* _Objective_: Count every line of the listing where the string "odbyły" occurs, and reply with the count alone.

* _Entries provided_:
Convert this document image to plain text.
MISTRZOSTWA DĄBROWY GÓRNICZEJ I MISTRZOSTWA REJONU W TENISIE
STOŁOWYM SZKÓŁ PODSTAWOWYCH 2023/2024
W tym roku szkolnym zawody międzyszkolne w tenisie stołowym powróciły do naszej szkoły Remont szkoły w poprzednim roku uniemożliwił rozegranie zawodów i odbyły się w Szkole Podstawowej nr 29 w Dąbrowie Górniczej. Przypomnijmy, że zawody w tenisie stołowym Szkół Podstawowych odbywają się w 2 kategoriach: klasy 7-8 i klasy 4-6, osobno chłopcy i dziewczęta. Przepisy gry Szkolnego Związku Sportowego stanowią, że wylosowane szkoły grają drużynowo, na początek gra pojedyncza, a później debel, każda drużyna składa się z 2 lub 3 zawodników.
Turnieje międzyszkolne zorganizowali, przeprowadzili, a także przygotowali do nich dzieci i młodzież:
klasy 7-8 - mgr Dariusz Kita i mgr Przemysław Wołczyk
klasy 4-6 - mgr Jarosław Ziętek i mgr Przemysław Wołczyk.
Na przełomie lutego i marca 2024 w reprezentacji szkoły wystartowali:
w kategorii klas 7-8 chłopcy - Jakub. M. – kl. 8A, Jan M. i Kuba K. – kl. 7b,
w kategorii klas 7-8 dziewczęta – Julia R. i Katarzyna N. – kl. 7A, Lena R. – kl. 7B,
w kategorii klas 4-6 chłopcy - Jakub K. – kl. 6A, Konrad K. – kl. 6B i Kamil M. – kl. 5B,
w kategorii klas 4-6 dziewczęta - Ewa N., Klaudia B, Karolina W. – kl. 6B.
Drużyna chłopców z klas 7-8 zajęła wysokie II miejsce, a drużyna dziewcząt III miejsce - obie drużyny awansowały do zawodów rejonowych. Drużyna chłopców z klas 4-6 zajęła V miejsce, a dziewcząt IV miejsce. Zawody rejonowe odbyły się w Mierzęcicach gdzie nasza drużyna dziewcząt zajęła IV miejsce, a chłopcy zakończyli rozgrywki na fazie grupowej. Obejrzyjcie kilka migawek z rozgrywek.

* _Answer below_: 2